Reproduce the listing below verbatim.

* START EXERCISE DATA *

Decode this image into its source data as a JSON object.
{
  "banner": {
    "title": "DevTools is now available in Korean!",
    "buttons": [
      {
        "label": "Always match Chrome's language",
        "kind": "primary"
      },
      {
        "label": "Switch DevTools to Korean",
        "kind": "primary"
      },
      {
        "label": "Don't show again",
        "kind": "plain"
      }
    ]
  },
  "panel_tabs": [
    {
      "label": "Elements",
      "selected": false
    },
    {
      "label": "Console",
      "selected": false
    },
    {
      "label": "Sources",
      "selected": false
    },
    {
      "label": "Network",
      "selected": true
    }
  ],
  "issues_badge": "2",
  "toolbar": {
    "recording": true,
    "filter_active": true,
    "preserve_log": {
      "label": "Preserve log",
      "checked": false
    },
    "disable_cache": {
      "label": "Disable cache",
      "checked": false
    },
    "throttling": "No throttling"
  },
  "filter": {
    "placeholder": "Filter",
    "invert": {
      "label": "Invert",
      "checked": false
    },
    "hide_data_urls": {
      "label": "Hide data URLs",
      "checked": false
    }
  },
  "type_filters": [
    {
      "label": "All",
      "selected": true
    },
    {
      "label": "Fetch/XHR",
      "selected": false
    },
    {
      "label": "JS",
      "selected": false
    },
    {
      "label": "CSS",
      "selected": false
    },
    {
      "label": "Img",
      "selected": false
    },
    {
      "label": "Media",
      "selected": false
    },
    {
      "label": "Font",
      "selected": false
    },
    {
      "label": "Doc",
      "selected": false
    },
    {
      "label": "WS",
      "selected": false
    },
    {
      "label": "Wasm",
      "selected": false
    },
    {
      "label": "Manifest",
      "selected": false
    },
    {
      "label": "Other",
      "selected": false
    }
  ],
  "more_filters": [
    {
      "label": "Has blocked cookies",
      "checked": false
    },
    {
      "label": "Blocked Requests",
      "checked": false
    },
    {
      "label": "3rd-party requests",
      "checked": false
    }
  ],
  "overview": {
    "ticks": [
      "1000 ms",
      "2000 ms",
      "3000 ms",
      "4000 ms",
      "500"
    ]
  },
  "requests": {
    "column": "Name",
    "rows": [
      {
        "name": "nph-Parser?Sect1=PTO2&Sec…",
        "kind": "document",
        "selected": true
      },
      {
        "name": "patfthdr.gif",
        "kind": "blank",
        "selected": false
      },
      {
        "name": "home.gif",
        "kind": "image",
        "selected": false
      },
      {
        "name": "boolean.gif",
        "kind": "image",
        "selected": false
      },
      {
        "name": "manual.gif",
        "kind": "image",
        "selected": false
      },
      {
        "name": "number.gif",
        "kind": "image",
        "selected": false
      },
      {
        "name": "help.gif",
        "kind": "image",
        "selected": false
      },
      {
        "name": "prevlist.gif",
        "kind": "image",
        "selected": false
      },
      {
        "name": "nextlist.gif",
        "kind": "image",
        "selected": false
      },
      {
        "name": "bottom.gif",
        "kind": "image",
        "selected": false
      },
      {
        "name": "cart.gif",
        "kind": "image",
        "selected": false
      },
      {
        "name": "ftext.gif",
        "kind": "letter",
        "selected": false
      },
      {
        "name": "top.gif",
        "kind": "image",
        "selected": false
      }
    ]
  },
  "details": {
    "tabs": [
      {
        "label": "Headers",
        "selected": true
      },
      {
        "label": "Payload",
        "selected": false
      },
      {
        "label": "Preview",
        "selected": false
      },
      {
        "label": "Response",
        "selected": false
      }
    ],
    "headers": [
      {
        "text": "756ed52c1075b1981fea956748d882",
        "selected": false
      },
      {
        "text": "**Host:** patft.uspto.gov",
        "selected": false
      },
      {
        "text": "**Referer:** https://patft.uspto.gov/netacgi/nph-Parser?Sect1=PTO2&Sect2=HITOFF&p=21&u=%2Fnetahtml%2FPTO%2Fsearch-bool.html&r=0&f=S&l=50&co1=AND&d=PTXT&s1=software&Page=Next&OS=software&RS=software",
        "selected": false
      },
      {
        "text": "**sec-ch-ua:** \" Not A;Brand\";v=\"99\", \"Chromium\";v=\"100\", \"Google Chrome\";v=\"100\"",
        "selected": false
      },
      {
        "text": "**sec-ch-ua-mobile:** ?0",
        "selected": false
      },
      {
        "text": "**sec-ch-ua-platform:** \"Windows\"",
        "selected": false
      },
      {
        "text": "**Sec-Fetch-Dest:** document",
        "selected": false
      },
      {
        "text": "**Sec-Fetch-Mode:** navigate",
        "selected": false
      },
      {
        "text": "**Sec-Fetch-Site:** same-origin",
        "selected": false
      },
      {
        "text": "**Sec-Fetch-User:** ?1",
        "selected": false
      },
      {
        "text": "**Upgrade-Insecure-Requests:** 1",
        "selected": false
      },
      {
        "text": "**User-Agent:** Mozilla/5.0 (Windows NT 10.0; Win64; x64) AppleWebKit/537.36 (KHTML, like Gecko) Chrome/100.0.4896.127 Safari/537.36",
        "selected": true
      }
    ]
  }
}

* END EXERCISE DATA *

• _SOLUTION_:
Decode this image into its source data as a JSON object.
{
  "banner": {
    "title": "DevTools is now available in Korean!",
    "buttons": [
      {
        "label": "Always match Chrome's language",
        "kind": "primary"
      },
      {
        "label": "Switch DevTools to Korean",
        "kind": "primary"
      },
      {
        "label": "Don't show again",
        "kind": "plain"
      }
    ]
  },
  "panel_tabs": [
    {
      "label": "Elements",
      "selected": false
    },
    {
      "label": "Console",
      "selected": false
    },
    {
      "label": "Sources",
      "selected": false
    },
    {
      "label": "Network",
      "selected": true
    }
  ],
  "issues_badge": "2",
  "toolbar": {
    "recording": true,
    "filter_active": true,
    "preserve_log": {
      "label": "Preserve log",
      "checked": false
    },
    "disable_cache": {
      "label": "Disable cache",
      "checked": false
    },
    "throttling": "No throttling"
  },
  "filter": {
    "placeholder": "Filter",
    "invert": {
      "label": "Invert",
      "checked": false
    },
    "hide_data_urls": {
      "label": "Hide data URLs",
      "checked": false
    }
  },
  "type_filters": [
    {
      "label": "All",
      "selected": true
    },
    {
      "label": "Fetch/XHR",
      "selected": false
    },
    {
      "label": "JS",
      "selected": false
    },
    {
      "label": "CSS",
      "selected": false
    },
    {
      "label": "Img",
      "selected": false
    },
    {
      "label": "Media",
      "selected": false
    },
    {
      "label": "Font",
      "selected": false
    },
    {
      "label": "Doc",
      "selected": false
    },
    {
      "label": "WS",
      "selected": false
    },
    {
      "label": "Wasm",
      "selected": false
    },
    {
      "label": "Manifest",
      "selected": false
    },
    {
      "label": "Other",
      "selected": false
    }
  ],
  "more_filters": [
    {
      "label": "Has blocked cookies",
      "checked": false
    },
    {
      "label": "Blocked Requests",
      "checked": false
    },
    {
      "label": "3rd-party requests",
      "checked": false
    }
  ],
  "overview": {
    "ticks": [
      "1000 ms",
      "2000 ms",
      "3000 ms",
      "4000 ms",
      "500"
    ]
  },
  "requests": {
    "column": "Name",
    "rows": [
      {
        "name": "nph-Parser?Sect1=PTO2&Sec…",
        "kind": "document",
        "selected": true
      },
      {
        "name": "patfthdr.gif",
        "kind": "blank",
        "selected": false
      },
      {
        "name": "home.gif",
        "kind": "image",
        "selected": false
      },
      {
        "name": "boolean.gif",
        "kind": "image",
        "selected": false
      },
      {
        "name": "manual.gif",
        "kind": "image",
        "selected": false
      },
      {
        "name": "number.gif",
        "kind": "image",
        "selected": false
      },
      {
        "name": "help.gif",
        "kind": "image",
        "selected": false
      },
      {
        "name": "prevlist.gif",
        "kind": "image",
        "selected": false
      },
      {
        "name": "nextlist.gif",
        "kind": "image",
        "selected": false
      },
      {
        "name": "bottom.gif",
        "kind": "image",
        "selected": false
      },
      {
        "name": "cart.gif",
        "kind": "image",
        "selected": false
      },
      {
        "name": "ftext.gif",
        "kind": "letter",
        "selected": false
      },
      {
        "name": "top.gif",
        "kind": "image",
        "selected": false
      }
    ]
  },
  "details": {
    "tabs": [
      {
        "label": "Headers",
        "selected": true
      },
      {
        "label": "Payload",
        "selected": false
      },
      {
        "label": "Preview",
        "selected": false
      },
      {
        "label": "Response",
        "selected": false
      }
    ],
    "headers": [
      {
        "text": "756ed52c1075b1981fea956748d882",
        "selected": false
      },
      {
        "text": "**Host:** patft.uspto.gov",
        "selected": false
      },
      {
        "text": "**Referer:** https://patft.uspto.gov/netacgi/nph-Parser?Sect1=PTO2&Sect2=HITOFF&p=21&u=%2Fnetahtml%2FPTO%2Fsearch-bool.html&r=0&f=S&l=50&co1=AND&d=PTXT&s1=software&Page=Next&OS=software&RS=software",
        "selected": false
      },
      {
        "text": "**sec-ch-ua:** \" Not A;Brand\";v=\"99\", \"Chromium\";v=\"100\", \"Google Chrome\";v=\"100\"",
        "selected": false
      },
      {
        "text": "**sec-ch-ua-mobile:** ?0",
        "selected": false
      },
      {
        "text": "**sec-ch-ua-platform:** \"Windows\"",
        "selected": false
      },
      {
        "text": "**Sec-Fetch-Dest:** document",
        "selected": false
      },
      {
        "text": "**Sec-Fetch-Mode:** navigate",
        "selected": false
      },
      {
        "text": "**Sec-Fetch-Site:** same-origin",
        "selected": false
      },
      {
        "text": "**Sec-Fetch-User:** ?1",
        "selected": false
      },
      {
        "text": "**Upgrade-Insecure-Requests:** 1",
        "selected": false
      },
      {
        "text": "**User-Agent:** Mozilla/5.0 (Windows NT 10.0; Win64; x64) AppleWebKit/537.36 (KHTML, like Gecko) Chrome/100.0.4896.127 Safari/537.36",
        "selected": true
      }
    ]
  }
}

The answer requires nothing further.